Given instruction: Your answer is a single number: how many lines hold the word "scatter"?
»»
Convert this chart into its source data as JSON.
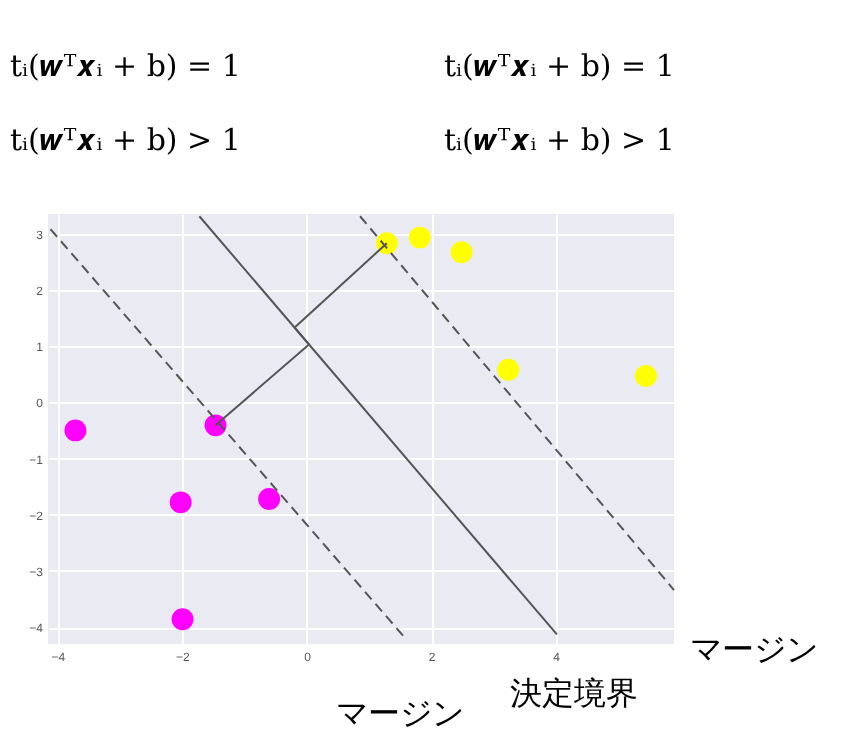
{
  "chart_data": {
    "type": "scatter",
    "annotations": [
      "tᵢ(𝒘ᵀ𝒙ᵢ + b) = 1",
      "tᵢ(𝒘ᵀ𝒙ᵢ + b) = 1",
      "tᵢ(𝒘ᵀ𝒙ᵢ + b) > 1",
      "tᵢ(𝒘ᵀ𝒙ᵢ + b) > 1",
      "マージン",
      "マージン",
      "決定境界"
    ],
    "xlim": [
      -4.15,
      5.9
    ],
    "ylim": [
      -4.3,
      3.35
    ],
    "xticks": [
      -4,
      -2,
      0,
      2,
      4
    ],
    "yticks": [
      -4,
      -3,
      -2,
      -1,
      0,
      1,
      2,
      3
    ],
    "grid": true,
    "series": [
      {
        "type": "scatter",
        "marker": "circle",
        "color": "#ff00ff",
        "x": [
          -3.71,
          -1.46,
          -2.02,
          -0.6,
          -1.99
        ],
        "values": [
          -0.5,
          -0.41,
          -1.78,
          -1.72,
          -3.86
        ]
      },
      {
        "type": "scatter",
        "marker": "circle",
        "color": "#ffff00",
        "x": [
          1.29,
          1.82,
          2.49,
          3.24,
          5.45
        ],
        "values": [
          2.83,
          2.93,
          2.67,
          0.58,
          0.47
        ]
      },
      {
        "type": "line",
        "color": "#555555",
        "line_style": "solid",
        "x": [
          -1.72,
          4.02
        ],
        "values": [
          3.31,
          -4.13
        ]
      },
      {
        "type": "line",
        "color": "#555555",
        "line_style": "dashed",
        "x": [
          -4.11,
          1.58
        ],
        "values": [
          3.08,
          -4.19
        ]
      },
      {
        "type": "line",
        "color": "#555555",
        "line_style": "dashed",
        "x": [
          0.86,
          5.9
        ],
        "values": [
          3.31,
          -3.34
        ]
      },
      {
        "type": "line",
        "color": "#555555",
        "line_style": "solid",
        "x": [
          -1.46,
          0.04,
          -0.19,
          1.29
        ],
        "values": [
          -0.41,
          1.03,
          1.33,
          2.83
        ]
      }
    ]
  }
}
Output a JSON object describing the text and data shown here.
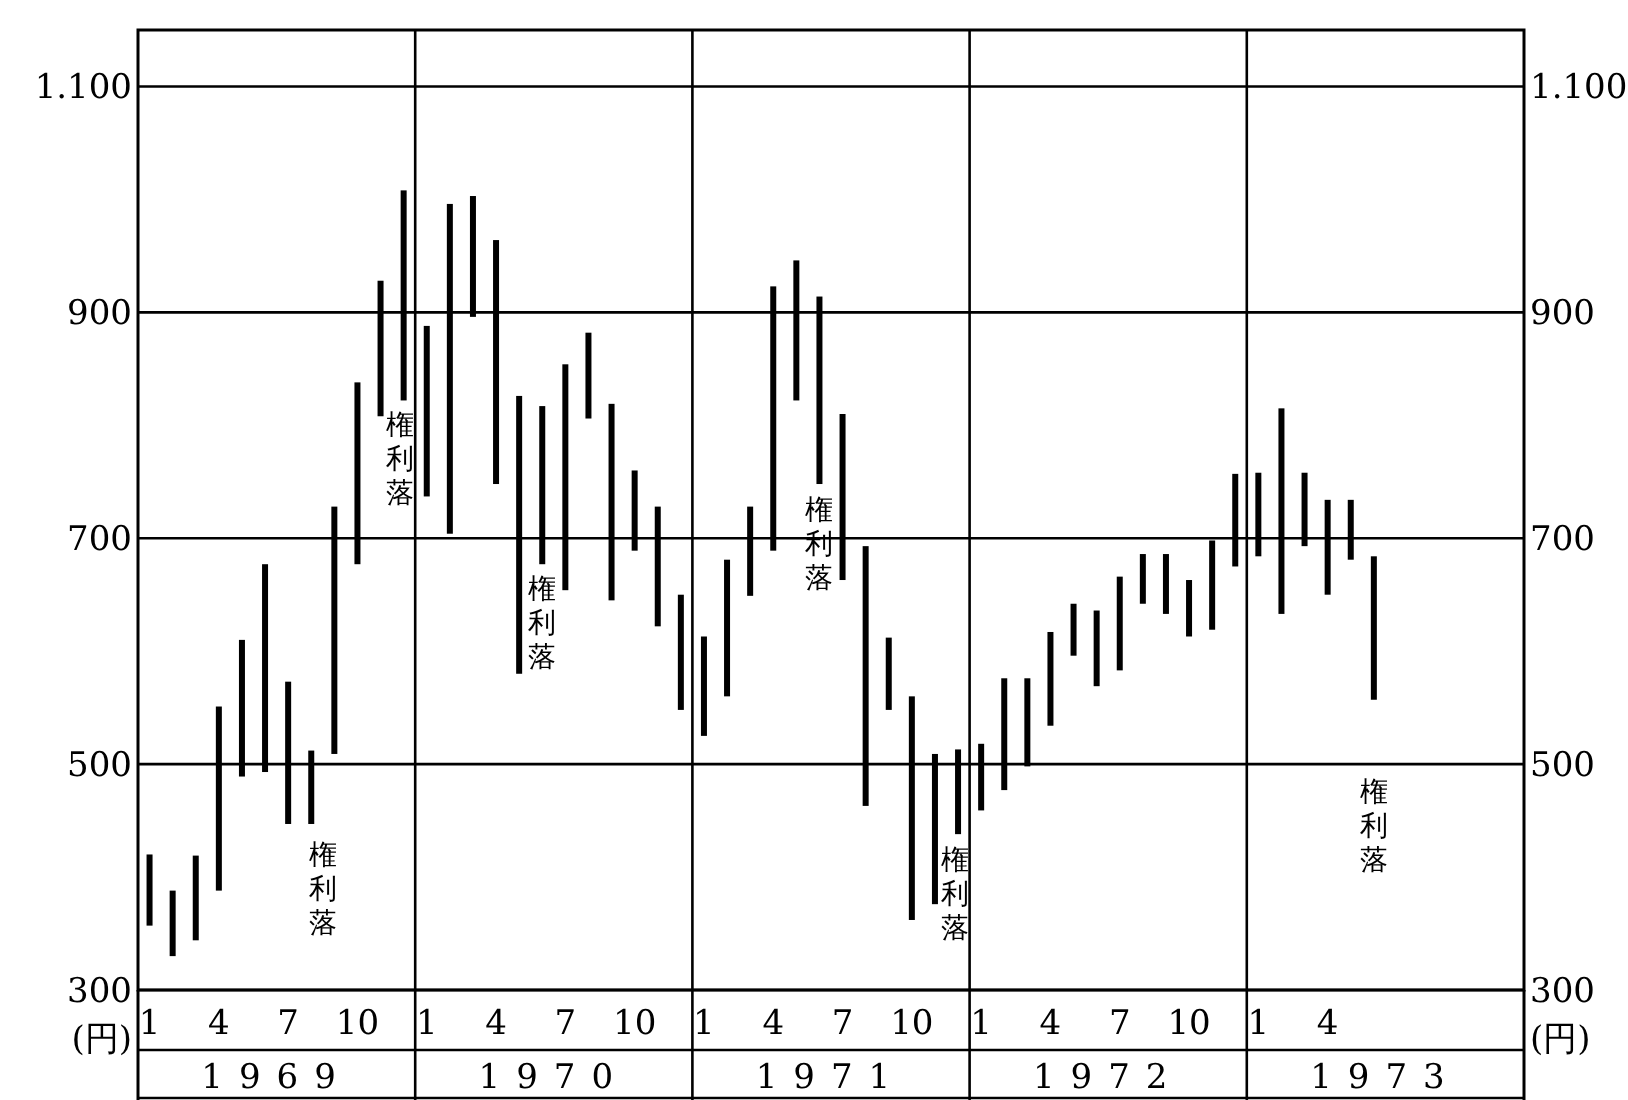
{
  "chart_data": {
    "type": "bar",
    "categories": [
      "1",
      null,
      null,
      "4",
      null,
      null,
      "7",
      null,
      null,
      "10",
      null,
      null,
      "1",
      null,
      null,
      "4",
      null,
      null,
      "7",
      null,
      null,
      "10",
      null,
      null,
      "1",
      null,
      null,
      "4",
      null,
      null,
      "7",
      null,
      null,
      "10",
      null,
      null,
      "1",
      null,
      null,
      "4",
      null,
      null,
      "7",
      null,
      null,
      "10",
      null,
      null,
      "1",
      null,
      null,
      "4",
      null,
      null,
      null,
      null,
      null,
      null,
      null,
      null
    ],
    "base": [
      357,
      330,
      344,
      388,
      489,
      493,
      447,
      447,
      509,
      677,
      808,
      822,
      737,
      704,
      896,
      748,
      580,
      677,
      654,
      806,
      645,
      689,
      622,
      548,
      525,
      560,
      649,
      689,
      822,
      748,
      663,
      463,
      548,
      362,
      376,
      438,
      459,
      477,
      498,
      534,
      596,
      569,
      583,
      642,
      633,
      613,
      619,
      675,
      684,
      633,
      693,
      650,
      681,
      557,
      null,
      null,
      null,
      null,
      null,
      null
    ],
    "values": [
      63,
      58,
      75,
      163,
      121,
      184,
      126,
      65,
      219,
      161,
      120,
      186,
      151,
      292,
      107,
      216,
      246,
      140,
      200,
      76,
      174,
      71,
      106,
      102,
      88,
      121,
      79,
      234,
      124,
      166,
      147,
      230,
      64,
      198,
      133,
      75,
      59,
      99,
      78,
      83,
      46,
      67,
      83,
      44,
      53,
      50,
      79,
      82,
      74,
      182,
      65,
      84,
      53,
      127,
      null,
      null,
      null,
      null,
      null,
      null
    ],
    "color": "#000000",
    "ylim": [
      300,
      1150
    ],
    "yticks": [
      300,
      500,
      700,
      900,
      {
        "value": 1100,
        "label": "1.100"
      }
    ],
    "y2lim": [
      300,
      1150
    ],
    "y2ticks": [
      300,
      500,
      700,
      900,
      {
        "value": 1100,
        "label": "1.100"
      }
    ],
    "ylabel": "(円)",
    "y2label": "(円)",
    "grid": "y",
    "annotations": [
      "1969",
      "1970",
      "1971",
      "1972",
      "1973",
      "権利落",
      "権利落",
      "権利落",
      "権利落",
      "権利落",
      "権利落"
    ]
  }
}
««
»»
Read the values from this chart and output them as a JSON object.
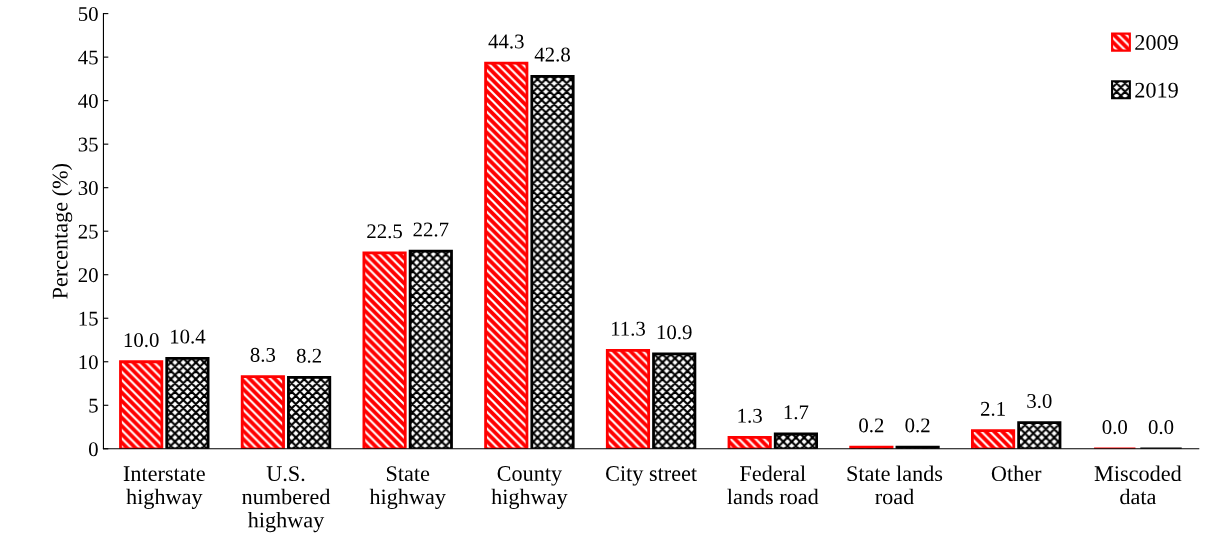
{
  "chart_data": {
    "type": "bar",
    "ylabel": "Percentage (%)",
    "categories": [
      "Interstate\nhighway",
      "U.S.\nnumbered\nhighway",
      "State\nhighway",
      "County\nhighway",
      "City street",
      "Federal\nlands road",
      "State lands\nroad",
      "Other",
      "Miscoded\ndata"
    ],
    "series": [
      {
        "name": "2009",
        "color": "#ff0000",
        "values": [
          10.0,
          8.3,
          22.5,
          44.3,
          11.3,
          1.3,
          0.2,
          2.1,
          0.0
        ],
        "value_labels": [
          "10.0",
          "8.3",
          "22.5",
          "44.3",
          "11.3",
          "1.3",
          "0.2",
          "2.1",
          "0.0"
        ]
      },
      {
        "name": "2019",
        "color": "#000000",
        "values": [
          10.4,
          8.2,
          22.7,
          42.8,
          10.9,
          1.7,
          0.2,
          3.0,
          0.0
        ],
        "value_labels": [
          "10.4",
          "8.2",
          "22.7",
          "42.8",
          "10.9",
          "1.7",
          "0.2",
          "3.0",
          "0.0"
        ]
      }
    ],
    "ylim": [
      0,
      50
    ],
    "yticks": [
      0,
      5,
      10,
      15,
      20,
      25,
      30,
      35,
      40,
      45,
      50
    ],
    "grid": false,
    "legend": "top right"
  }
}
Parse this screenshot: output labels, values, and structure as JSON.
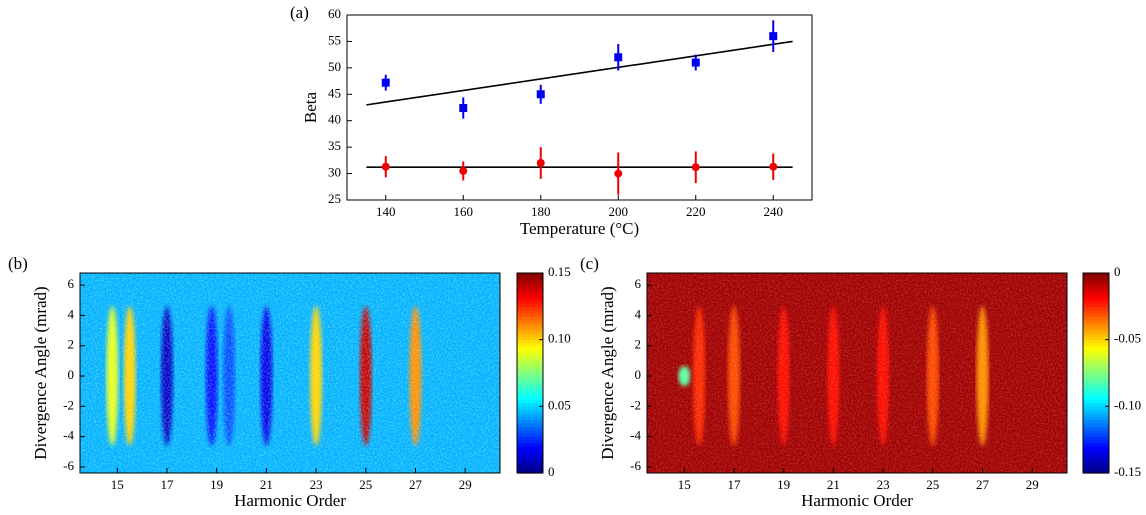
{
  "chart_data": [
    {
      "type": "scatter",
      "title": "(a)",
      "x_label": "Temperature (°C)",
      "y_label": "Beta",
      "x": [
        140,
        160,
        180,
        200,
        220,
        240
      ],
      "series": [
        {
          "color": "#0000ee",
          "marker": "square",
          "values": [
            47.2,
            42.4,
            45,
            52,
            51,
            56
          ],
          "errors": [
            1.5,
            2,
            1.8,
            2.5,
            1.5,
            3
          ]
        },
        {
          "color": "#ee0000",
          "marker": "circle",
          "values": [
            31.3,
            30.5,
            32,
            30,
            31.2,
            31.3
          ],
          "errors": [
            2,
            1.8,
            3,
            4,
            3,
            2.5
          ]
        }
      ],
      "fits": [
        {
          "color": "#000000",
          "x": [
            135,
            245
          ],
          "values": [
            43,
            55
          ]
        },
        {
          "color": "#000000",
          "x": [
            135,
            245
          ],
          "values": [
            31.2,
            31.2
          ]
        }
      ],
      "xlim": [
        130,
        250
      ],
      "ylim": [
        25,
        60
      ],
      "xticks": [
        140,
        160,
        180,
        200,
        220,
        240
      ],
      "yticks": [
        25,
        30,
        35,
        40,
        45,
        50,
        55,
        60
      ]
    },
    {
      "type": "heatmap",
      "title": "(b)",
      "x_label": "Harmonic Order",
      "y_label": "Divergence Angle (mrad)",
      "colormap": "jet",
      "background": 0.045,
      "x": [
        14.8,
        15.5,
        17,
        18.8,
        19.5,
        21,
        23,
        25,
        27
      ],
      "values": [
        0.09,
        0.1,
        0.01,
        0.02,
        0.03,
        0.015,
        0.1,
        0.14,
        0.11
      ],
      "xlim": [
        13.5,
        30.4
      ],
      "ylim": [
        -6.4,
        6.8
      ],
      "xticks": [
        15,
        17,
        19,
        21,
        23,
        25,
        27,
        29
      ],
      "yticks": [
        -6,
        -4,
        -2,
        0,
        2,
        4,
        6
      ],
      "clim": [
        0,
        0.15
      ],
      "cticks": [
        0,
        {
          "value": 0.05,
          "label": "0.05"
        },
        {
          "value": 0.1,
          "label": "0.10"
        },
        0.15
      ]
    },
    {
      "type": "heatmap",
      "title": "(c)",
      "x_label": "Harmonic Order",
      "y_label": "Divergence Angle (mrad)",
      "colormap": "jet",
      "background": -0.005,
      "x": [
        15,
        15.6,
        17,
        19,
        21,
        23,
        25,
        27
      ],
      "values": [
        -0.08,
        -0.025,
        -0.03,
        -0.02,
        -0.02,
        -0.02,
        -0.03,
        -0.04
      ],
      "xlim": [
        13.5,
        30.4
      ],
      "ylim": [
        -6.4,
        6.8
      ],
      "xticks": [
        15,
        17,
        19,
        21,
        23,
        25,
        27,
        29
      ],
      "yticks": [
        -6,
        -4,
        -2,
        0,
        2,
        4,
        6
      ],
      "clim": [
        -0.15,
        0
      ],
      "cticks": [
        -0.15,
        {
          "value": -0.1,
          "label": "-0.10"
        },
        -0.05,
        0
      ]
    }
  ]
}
««
Correct response: 4